» **The problem**
Omit all pictures. Quote only the lines from the one with "Convert this chart" through the end of the material below.

» **The input**
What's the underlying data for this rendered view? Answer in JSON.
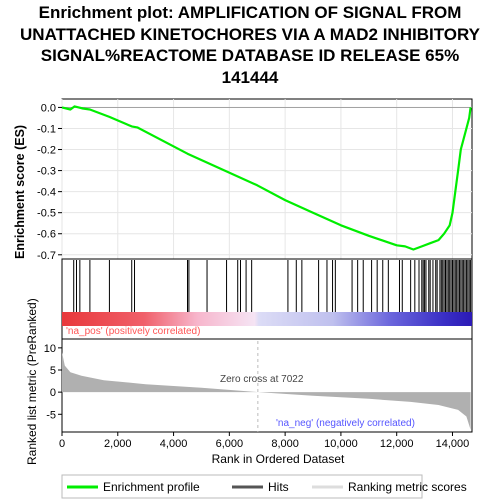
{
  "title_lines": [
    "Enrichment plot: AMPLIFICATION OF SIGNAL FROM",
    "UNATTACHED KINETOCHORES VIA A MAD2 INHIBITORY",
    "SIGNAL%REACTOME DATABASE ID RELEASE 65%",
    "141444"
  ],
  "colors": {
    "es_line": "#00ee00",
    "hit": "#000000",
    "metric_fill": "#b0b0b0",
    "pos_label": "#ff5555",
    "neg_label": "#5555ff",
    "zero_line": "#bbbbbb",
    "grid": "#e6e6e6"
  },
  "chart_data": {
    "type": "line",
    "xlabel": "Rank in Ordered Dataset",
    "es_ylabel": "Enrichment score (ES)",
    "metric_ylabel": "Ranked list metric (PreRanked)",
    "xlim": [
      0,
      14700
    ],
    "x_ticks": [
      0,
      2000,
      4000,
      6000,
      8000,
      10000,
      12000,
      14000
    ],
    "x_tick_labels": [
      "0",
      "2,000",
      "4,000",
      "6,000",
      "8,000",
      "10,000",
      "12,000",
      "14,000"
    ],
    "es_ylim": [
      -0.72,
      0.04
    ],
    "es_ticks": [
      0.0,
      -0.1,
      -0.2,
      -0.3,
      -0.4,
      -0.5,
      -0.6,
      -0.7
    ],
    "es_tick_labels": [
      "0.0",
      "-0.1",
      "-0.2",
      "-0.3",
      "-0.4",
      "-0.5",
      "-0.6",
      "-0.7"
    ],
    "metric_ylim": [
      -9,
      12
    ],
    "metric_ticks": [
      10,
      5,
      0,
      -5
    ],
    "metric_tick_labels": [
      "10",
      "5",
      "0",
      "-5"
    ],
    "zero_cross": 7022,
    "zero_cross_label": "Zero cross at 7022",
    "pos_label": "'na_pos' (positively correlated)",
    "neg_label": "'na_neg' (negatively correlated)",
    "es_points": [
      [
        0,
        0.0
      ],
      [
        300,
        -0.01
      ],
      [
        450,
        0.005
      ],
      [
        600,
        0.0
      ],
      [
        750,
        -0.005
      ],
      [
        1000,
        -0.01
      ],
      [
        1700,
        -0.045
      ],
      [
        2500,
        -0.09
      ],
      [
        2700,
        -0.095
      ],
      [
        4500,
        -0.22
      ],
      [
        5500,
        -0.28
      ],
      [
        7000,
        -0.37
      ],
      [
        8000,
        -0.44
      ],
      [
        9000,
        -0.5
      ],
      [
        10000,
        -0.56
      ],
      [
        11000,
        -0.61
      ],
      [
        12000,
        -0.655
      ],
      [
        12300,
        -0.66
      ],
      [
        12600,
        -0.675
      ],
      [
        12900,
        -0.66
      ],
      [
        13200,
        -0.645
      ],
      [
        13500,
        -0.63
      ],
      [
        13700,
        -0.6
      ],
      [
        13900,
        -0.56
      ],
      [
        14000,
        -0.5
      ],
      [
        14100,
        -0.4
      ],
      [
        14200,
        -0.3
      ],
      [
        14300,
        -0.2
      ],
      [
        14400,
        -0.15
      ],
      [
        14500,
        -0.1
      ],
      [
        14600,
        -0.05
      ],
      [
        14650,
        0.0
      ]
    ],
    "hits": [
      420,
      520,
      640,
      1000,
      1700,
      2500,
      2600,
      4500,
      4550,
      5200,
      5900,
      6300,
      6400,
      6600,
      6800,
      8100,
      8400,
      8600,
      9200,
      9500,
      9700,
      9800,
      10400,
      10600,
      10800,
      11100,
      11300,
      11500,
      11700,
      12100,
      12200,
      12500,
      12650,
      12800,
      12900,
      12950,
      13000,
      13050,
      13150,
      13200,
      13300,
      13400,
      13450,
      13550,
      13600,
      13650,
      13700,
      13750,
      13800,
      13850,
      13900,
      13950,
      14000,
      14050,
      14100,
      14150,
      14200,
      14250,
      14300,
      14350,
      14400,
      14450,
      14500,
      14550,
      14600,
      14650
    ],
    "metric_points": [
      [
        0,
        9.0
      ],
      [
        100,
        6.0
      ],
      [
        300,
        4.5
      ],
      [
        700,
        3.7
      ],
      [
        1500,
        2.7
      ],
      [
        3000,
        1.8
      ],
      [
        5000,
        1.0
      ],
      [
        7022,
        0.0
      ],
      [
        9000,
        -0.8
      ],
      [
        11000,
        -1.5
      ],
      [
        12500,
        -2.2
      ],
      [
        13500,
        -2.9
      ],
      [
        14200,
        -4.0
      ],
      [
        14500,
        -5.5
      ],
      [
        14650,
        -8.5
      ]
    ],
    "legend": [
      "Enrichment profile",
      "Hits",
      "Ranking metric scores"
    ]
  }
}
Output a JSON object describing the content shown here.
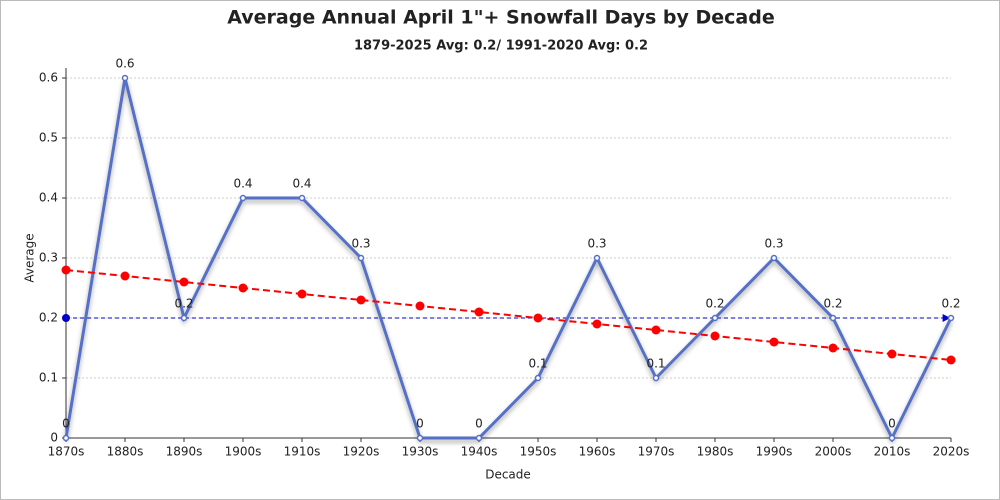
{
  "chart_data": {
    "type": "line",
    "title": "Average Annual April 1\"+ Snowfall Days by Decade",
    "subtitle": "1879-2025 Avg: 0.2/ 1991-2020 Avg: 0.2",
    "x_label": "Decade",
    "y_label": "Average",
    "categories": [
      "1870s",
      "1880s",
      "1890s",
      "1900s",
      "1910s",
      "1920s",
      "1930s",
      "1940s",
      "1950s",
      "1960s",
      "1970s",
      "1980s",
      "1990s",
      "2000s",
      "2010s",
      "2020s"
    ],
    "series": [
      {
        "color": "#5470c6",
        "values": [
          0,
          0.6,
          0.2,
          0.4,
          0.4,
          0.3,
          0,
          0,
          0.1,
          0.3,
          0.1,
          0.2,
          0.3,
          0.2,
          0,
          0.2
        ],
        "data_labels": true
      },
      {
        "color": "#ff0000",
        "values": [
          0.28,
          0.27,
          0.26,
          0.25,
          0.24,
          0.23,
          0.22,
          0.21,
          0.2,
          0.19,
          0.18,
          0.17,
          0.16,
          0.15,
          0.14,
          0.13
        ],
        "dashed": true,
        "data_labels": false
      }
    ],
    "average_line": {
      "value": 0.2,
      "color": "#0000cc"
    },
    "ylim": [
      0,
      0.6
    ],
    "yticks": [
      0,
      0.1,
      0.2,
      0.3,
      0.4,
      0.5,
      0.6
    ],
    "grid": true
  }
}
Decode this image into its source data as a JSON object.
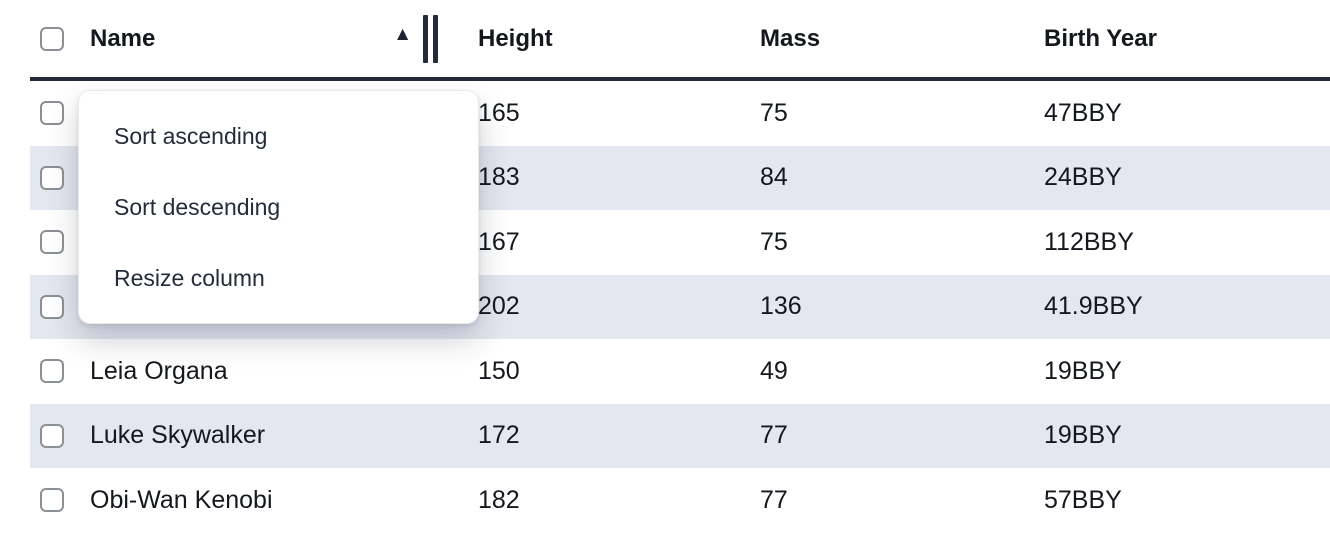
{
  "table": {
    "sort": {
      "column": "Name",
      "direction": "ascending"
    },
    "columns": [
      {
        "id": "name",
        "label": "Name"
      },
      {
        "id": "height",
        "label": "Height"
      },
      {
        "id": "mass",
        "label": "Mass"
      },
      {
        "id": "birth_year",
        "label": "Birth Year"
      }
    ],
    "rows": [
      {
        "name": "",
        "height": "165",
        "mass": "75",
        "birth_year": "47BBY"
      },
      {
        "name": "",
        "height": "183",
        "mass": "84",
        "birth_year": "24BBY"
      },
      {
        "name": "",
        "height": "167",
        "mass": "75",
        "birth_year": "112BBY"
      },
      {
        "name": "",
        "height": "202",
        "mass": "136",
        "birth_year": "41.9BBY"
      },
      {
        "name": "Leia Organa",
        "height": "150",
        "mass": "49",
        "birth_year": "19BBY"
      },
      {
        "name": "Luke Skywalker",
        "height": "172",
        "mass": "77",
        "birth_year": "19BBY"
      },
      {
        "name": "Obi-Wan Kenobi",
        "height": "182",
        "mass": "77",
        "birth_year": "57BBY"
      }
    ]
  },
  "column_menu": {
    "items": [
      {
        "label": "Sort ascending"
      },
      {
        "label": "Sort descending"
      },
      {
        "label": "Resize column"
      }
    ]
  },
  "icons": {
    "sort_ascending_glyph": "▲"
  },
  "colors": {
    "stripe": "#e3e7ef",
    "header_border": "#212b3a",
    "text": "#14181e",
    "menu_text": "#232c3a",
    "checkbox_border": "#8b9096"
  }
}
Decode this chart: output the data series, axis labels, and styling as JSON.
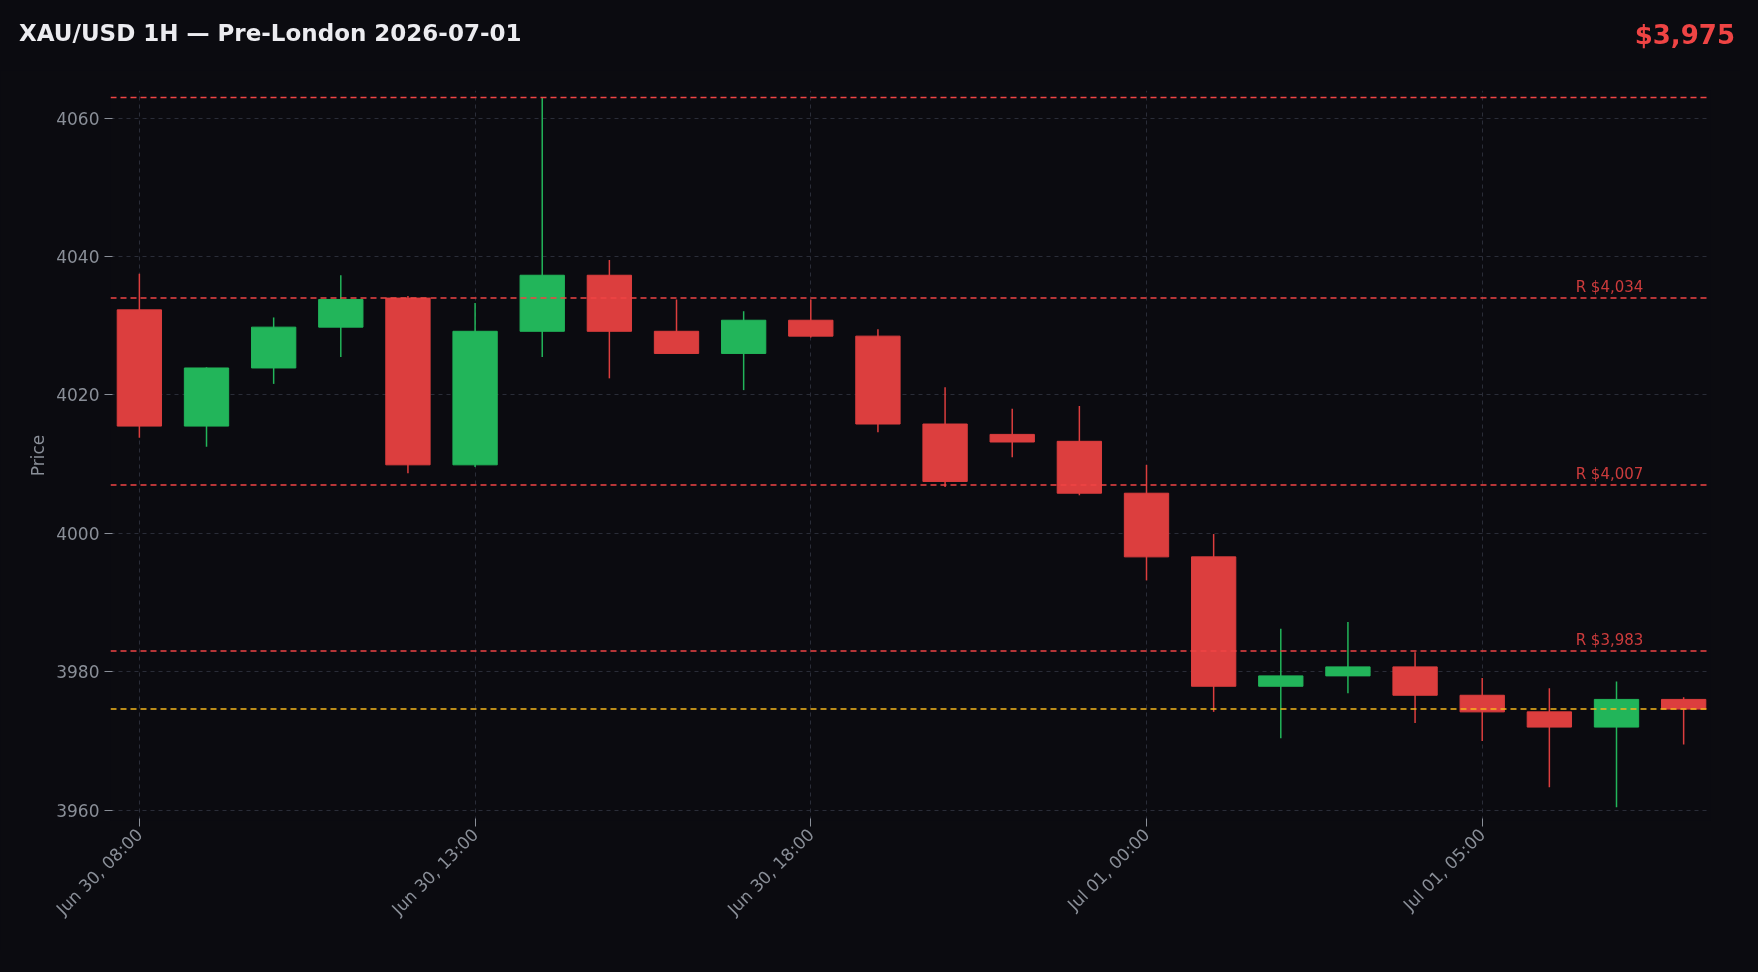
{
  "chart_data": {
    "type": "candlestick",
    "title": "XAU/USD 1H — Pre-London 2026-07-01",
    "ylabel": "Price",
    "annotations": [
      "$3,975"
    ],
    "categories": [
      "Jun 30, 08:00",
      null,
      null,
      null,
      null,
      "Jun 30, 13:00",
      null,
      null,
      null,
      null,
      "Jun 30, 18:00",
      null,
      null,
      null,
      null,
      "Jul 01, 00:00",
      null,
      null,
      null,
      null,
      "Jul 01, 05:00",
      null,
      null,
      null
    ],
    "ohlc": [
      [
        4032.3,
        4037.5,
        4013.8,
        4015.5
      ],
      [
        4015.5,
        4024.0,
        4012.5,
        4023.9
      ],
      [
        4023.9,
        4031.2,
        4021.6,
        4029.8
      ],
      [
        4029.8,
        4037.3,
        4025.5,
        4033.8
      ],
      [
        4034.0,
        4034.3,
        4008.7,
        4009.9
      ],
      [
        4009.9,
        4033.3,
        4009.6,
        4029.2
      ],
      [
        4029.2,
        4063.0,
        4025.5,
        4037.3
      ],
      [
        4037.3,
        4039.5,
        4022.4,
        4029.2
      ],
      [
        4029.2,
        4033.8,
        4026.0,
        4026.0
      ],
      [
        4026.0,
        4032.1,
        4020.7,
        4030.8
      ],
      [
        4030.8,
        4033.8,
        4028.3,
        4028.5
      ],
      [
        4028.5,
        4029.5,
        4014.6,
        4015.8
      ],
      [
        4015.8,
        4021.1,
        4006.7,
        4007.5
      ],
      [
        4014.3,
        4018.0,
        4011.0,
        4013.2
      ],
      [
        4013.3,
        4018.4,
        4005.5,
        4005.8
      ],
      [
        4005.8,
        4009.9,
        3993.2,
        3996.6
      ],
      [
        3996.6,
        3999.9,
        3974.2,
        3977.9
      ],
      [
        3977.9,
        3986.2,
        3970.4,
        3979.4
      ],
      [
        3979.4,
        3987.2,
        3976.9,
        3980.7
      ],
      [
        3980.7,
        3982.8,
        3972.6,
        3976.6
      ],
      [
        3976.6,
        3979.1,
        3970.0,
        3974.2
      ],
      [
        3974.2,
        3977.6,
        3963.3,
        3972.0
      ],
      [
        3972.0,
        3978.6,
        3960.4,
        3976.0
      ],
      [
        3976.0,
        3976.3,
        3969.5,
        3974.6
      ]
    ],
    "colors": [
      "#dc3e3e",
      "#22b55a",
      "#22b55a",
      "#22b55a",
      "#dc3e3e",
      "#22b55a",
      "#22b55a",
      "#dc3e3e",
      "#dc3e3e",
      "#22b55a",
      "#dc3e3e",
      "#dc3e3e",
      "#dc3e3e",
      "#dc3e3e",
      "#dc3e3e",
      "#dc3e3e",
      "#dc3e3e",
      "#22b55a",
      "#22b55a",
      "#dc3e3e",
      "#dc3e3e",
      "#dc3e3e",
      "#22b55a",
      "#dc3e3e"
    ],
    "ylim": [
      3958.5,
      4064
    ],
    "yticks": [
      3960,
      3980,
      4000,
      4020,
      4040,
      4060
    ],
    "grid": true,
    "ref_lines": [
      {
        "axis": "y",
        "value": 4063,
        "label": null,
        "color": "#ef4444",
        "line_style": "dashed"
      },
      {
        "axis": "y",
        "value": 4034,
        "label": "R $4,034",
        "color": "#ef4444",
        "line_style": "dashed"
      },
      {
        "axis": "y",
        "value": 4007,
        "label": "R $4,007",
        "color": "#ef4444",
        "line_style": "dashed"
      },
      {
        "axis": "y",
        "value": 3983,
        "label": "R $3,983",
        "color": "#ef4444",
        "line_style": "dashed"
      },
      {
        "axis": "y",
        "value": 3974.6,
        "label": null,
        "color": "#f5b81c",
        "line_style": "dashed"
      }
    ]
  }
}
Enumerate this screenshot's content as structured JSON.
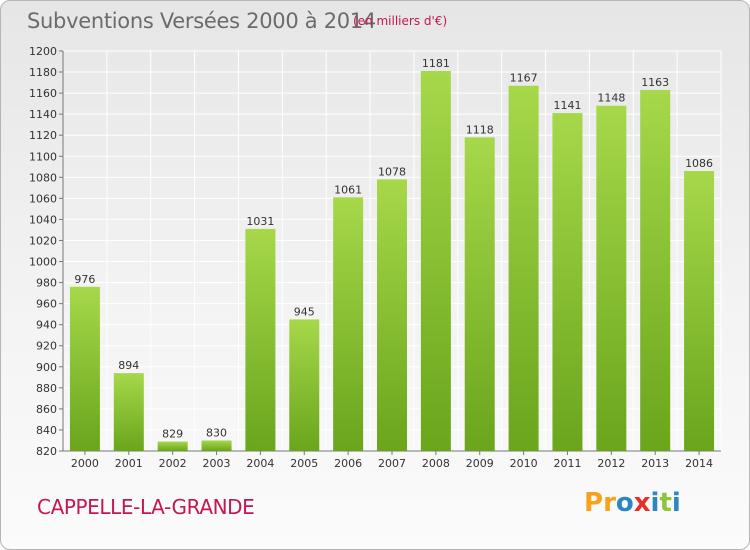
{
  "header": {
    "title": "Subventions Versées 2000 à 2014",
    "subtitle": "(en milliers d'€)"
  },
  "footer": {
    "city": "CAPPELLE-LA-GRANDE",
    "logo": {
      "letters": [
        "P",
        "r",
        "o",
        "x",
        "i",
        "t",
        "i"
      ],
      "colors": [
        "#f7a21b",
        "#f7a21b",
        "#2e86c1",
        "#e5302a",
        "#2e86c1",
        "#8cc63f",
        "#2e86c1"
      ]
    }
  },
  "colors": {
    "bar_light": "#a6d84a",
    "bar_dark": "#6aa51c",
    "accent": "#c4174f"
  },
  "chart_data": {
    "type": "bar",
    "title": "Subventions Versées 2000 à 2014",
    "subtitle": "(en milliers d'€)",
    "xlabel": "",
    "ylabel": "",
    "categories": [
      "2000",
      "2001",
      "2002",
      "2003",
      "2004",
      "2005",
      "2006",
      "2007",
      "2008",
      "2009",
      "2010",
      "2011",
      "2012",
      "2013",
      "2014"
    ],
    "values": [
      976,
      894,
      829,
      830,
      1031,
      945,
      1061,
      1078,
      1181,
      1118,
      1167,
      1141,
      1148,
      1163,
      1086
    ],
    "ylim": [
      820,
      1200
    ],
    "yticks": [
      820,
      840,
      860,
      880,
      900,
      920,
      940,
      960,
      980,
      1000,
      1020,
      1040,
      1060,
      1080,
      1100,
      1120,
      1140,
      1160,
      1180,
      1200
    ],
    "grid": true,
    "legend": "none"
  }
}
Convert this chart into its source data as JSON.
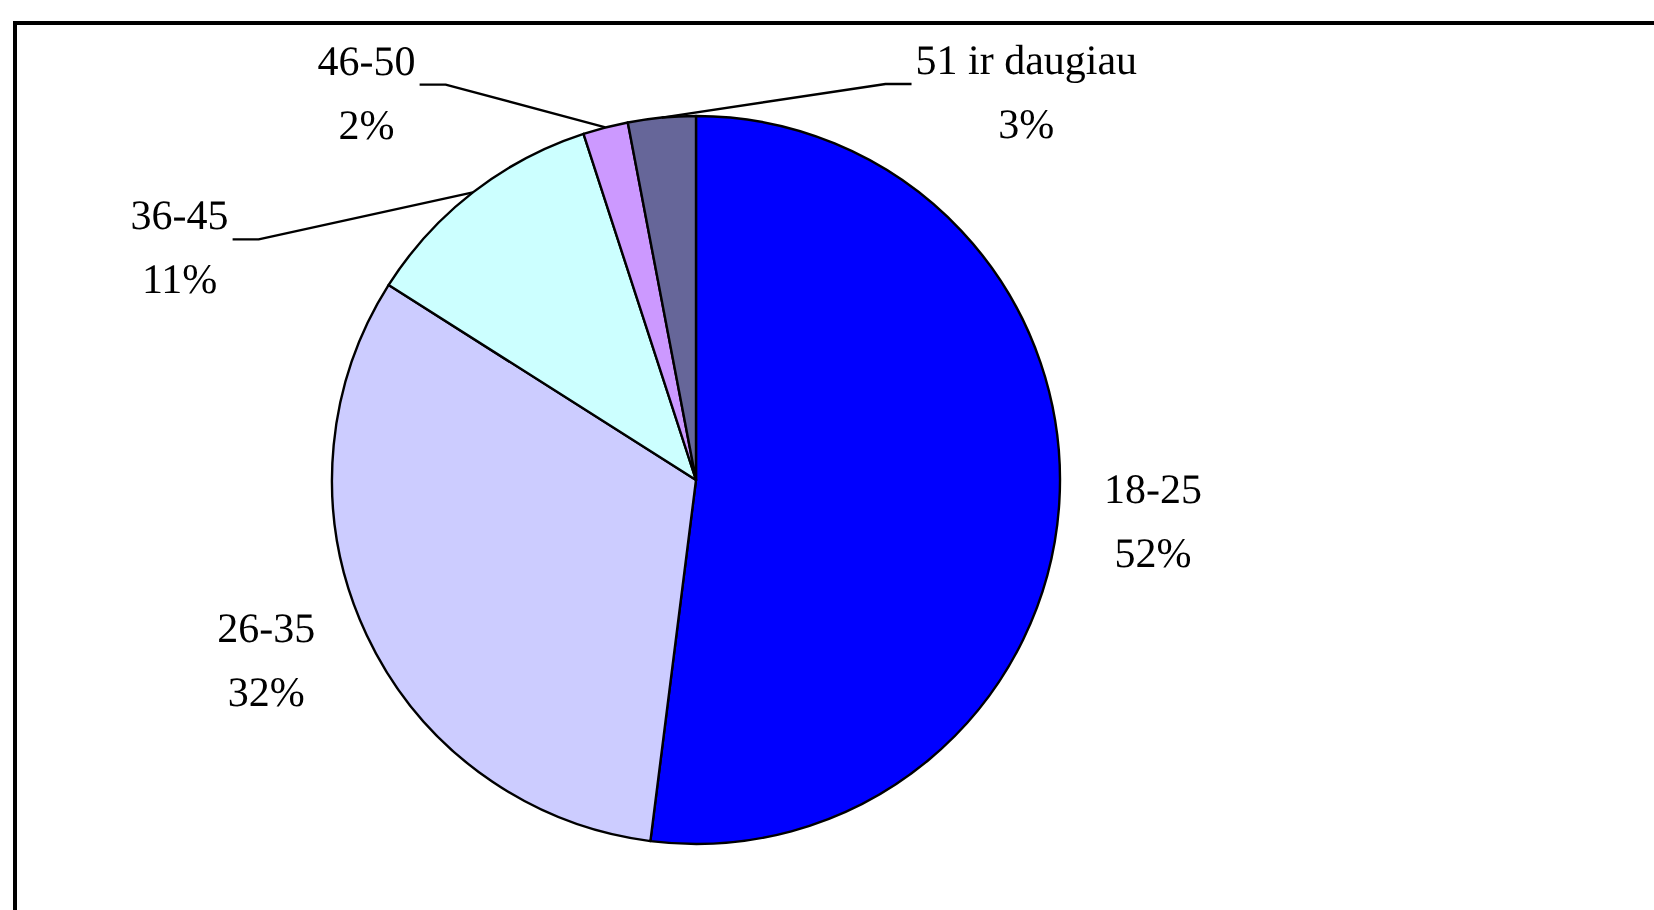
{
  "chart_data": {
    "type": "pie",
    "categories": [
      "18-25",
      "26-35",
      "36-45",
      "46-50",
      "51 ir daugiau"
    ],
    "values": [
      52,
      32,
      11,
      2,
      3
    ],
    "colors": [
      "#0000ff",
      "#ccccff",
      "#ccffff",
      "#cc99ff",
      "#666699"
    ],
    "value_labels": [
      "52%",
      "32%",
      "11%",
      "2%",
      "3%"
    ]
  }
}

» **Task answer**
Convert this chart into its source data as JSON.
{
  "chart_data": {
    "type": "pie",
    "categories": [
      "18-25",
      "26-35",
      "36-45",
      "46-50",
      "51 ir daugiau"
    ],
    "values": [
      52,
      32,
      11,
      2,
      3
    ],
    "colors": [
      "#0000ff",
      "#ccccff",
      "#ccffff",
      "#cc99ff",
      "#666699"
    ],
    "value_labels": [
      "52%",
      "32%",
      "11%",
      "2%",
      "3%"
    ]
  }
}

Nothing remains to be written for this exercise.